__PROBLEM__:
Reproduce the records. Keep every word exact and include no images.

__LISTED ENTRIES__:
'''

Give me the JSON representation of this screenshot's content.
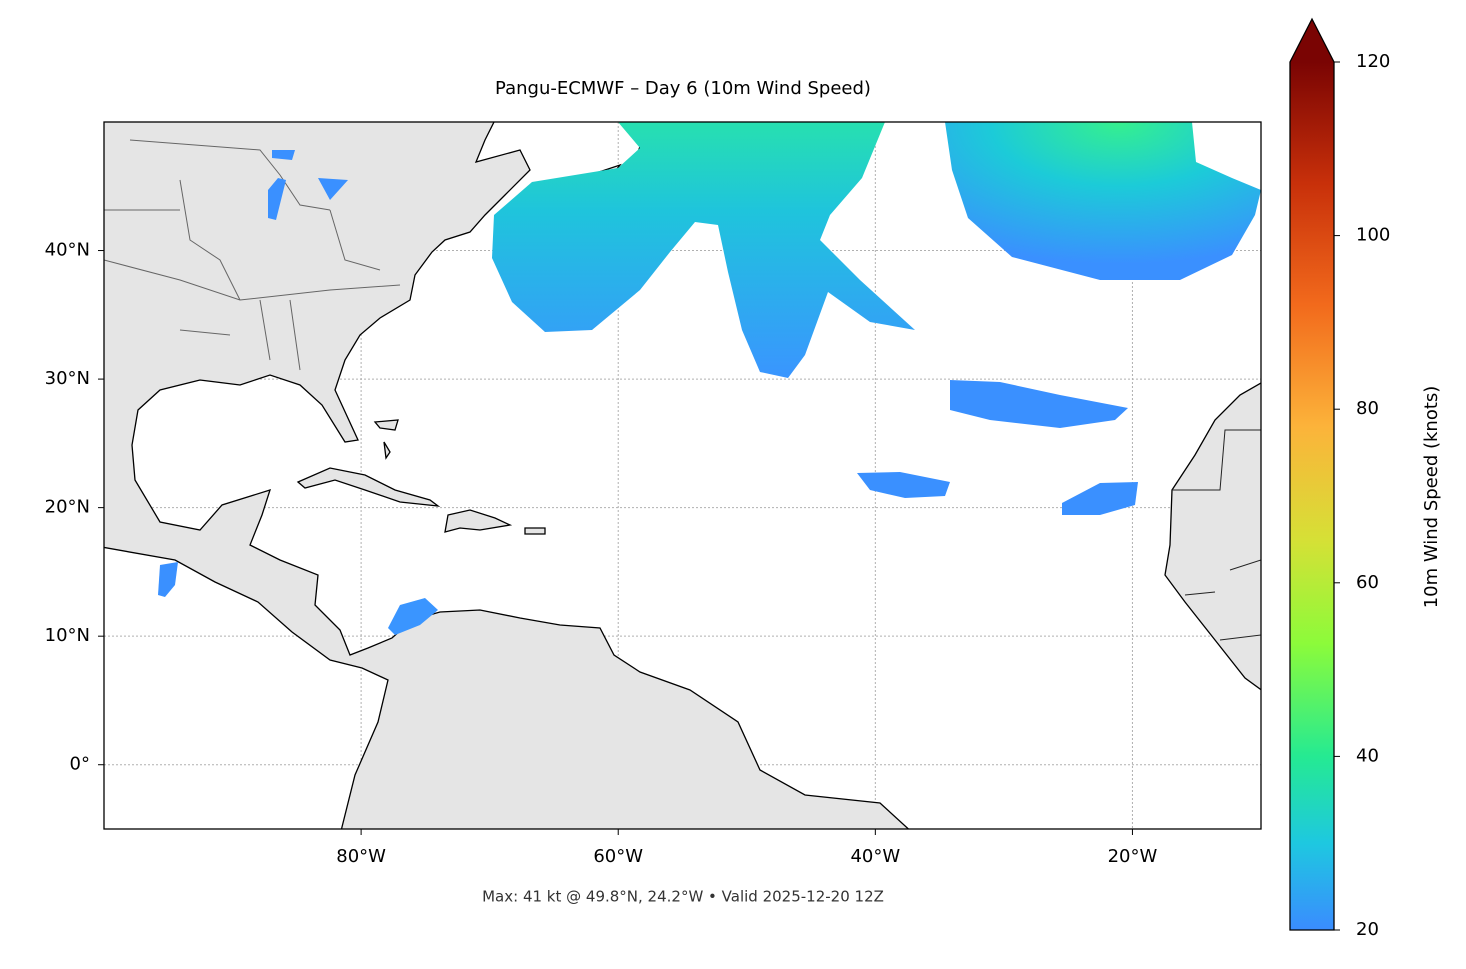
{
  "title": "Pangu-ECMWF – Day 6 (10m Wind Speed)",
  "footnote": "Max: 41 kt @ 49.8°N, 24.2°W • Valid 2025-12-20 12Z",
  "map": {
    "xlim": [
      -100,
      -10
    ],
    "ylim": [
      -5,
      50
    ],
    "xticks": [
      {
        "value": -80,
        "label": "80°W"
      },
      {
        "value": -60,
        "label": "60°W"
      },
      {
        "value": -40,
        "label": "40°W"
      },
      {
        "value": -20,
        "label": "20°W"
      }
    ],
    "yticks": [
      {
        "value": 0,
        "label": "0°"
      },
      {
        "value": 10,
        "label": "10°N"
      },
      {
        "value": 20,
        "label": "20°N"
      },
      {
        "value": 30,
        "label": "30°N"
      },
      {
        "value": 40,
        "label": "40°N"
      }
    ],
    "grid": true
  },
  "colorbar": {
    "label": "10m Wind Speed (knots)",
    "lim": [
      20,
      120
    ],
    "ticks": [
      20,
      40,
      60,
      80,
      100,
      120
    ]
  }
}
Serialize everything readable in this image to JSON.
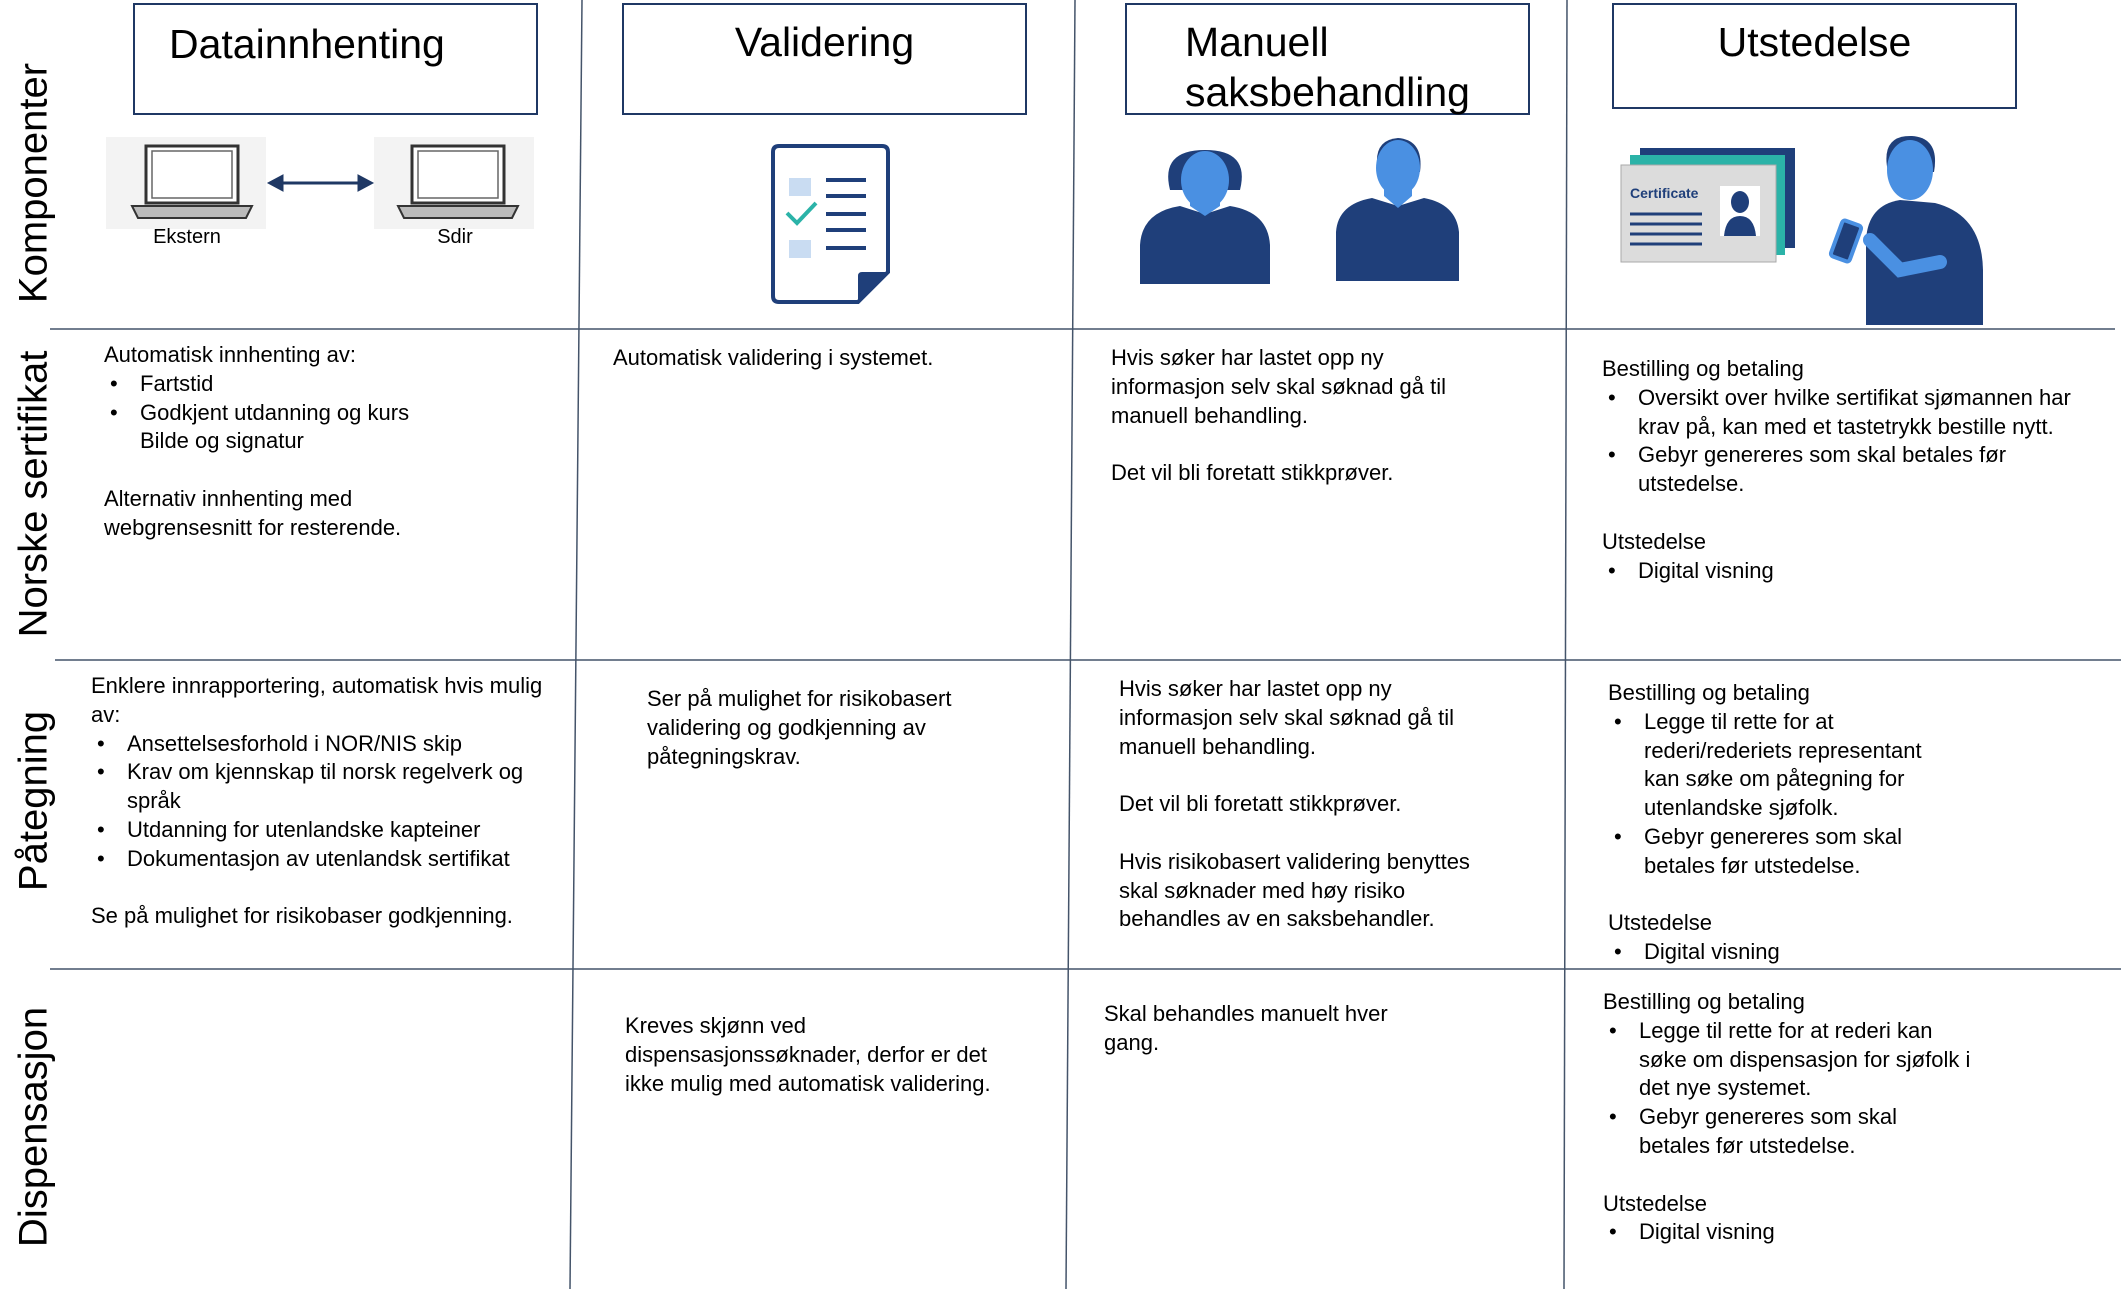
{
  "columns": [
    {
      "title": "Datainnhenting"
    },
    {
      "title": "Validering"
    },
    {
      "title": "Manuell saksbehandling"
    },
    {
      "title": "Utstedelse"
    }
  ],
  "components": {
    "laptop_labels": [
      "Ekstern",
      "Sdir"
    ],
    "certificate_label": "Certificate"
  },
  "rows": [
    {
      "label": "Komponenter"
    },
    {
      "label": "Norske sertifikat",
      "cells": [
        [
          {
            "p": "Automatisk innhenting av:"
          },
          {
            "ul": [
              "Fartstid",
              "Godkjent utdanning og kurs"
            ]
          },
          {
            "cont": "Bilde og signatur"
          },
          {
            "p": "Alternativ innhenting med webgrensesnitt for resterende."
          }
        ],
        [
          {
            "p": "Automatisk validering i systemet."
          }
        ],
        [
          {
            "p": "Hvis søker har lastet opp ny informasjon selv skal søknad gå til manuell behandling."
          },
          {
            "p": "Det vil bli foretatt stikkprøver."
          }
        ],
        [
          {
            "p": "Bestilling og betaling"
          },
          {
            "ul": [
              "Oversikt over hvilke sertifikat sjømannen har krav på, kan med et tastetrykk bestille nytt.",
              "Gebyr genereres som skal betales før utstedelse."
            ]
          },
          {
            "p": "Utstedelse"
          },
          {
            "ul": [
              "Digital visning"
            ]
          }
        ]
      ]
    },
    {
      "label": "Påtegning",
      "cells": [
        [
          {
            "p": "Enklere innrapportering, automatisk hvis mulig av:"
          },
          {
            "ul": [
              "Ansettelsesforhold i NOR/NIS skip",
              "Krav om kjennskap til norsk regelverk og språk",
              "Utdanning for utenlandske kapteiner",
              "Dokumentasjon av utenlandsk sertifikat"
            ]
          },
          {
            "p": "Se på mulighet for risikobaser godkjenning."
          }
        ],
        [
          {
            "p": "Ser på mulighet for risikobasert validering og godkjenning av påtegningskrav."
          }
        ],
        [
          {
            "p": "Hvis søker har lastet opp ny informasjon selv skal søknad gå til manuell behandling."
          },
          {
            "p": "Det vil bli foretatt stikkprøver."
          },
          {
            "p": "Hvis risikobasert validering benyttes skal søknader med høy risiko behandles av en saksbehandler."
          }
        ],
        [
          {
            "p": "Bestilling og betaling"
          },
          {
            "ul": [
              "Legge til rette for at rederi/rederiets representant kan søke om påtegning for utenlandske sjøfolk.",
              "Gebyr genereres som skal betales før utstedelse."
            ]
          },
          {
            "p": "Utstedelse"
          },
          {
            "ul": [
              "Digital visning"
            ]
          }
        ]
      ]
    },
    {
      "label": "Dispensasjon",
      "cells": [
        [],
        [
          {
            "p": "Kreves skjønn ved dispensasjonssøknader, derfor er det ikke mulig med automatisk validering."
          }
        ],
        [
          {
            "p": "Skal behandles manuelt hver gang."
          }
        ],
        [
          {
            "p": "Bestilling og betaling"
          },
          {
            "ul": [
              "Legge til rette for at rederi kan søke om dispensasjon for sjøfolk i det nye systemet.",
              "Gebyr genereres som skal betales før utstedelse."
            ]
          },
          {
            "p": "Utstedelse"
          },
          {
            "ul": [
              "Digital visning"
            ]
          }
        ]
      ]
    }
  ]
}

'''

__WRITTEN RESPONSE__:
Give me the JSON representation of this screenshot's content.
{
  "title": "Pangu-ECMWF – Day 6 (10m Wind Speed)",
  "footnote": "Max: 41 kt @ 49.8°N, 24.2°W • Valid 2025-12-20 12Z",
  "map": {
    "xlim": [
      -100,
      -10
    ],
    "ylim": [
      -5,
      50
    ],
    "xticks": [
      {
        "value": -80,
        "label": "80°W"
      },
      {
        "value": -60,
        "label": "60°W"
      },
      {
        "value": -40,
        "label": "40°W"
      },
      {
        "value": -20,
        "label": "20°W"
      }
    ],
    "yticks": [
      {
        "value": 0,
        "label": "0°"
      },
      {
        "value": 10,
        "label": "10°N"
      },
      {
        "value": 20,
        "label": "20°N"
      },
      {
        "value": 30,
        "label": "30°N"
      },
      {
        "value": 40,
        "label": "40°N"
      }
    ],
    "grid": true
  },
  "colorbar": {
    "label": "10m Wind Speed (knots)",
    "lim": [
      20,
      120
    ],
    "ticks": [
      20,
      40,
      60,
      80,
      100,
      120
    ]
  }
}
Serialize everything readable in this image to JSON.
{
  "columns": [
    {
      "title": "Datainnhenting"
    },
    {
      "title": "Validering"
    },
    {
      "title": "Manuell saksbehandling"
    },
    {
      "title": "Utstedelse"
    }
  ],
  "components": {
    "laptop_labels": [
      "Ekstern",
      "Sdir"
    ],
    "certificate_label": "Certificate"
  },
  "rows": [
    {
      "label": "Komponenter"
    },
    {
      "label": "Norske sertifikat",
      "cells": [
        [
          {
            "p": "Automatisk innhenting av:"
          },
          {
            "ul": [
              "Fartstid",
              "Godkjent utdanning og kurs"
            ]
          },
          {
            "cont": "Bilde og signatur"
          },
          {
            "p": "Alternativ innhenting med webgrensesnitt for resterende."
          }
        ],
        [
          {
            "p": "Automatisk validering i systemet."
          }
        ],
        [
          {
            "p": "Hvis søker har lastet opp ny informasjon selv skal søknad gå til manuell behandling."
          },
          {
            "p": "Det vil bli foretatt stikkprøver."
          }
        ],
        [
          {
            "p": "Bestilling og betaling"
          },
          {
            "ul": [
              "Oversikt over hvilke sertifikat sjømannen har krav på, kan med et tastetrykk bestille nytt.",
              "Gebyr genereres som skal betales før utstedelse."
            ]
          },
          {
            "p": "Utstedelse"
          },
          {
            "ul": [
              "Digital visning"
            ]
          }
        ]
      ]
    },
    {
      "label": "Påtegning",
      "cells": [
        [
          {
            "p": "Enklere innrapportering, automatisk hvis mulig av:"
          },
          {
            "ul": [
              "Ansettelsesforhold i NOR/NIS skip",
              "Krav om kjennskap til norsk regelverk og språk",
              "Utdanning for utenlandske kapteiner",
              "Dokumentasjon av utenlandsk sertifikat"
            ]
          },
          {
            "p": "Se på mulighet for risikobaser godkjenning."
          }
        ],
        [
          {
            "p": "Ser på mulighet for risikobasert validering og godkjenning av påtegningskrav."
          }
        ],
        [
          {
            "p": "Hvis søker har lastet opp ny informasjon selv skal søknad gå til manuell behandling."
          },
          {
            "p": "Det vil bli foretatt stikkprøver."
          },
          {
            "p": "Hvis risikobasert validering benyttes skal søknader med høy risiko behandles av en saksbehandler."
          }
        ],
        [
          {
            "p": "Bestilling og betaling"
          },
          {
            "ul": [
              "Legge til rette for at rederi/rederiets representant kan søke om påtegning for utenlandske sjøfolk.",
              "Gebyr genereres som skal betales før utstedelse."
            ]
          },
          {
            "p": "Utstedelse"
          },
          {
            "ul": [
              "Digital visning"
            ]
          }
        ]
      ]
    },
    {
      "label": "Dispensasjon",
      "cells": [
        [],
        [
          {
            "p": "Kreves skjønn ved dispensasjonssøknader, derfor er det ikke mulig med automatisk validering."
          }
        ],
        [
          {
            "p": "Skal behandles manuelt hver gang."
          }
        ],
        [
          {
            "p": "Bestilling og betaling"
          },
          {
            "ul": [
              "Legge til rette for at rederi kan søke om dispensasjon for sjøfolk i det nye systemet.",
              "Gebyr genereres som skal betales før utstedelse."
            ]
          },
          {
            "p": "Utstedelse"
          },
          {
            "ul": [
              "Digital visning"
            ]
          }
        ]
      ]
    }
  ]
}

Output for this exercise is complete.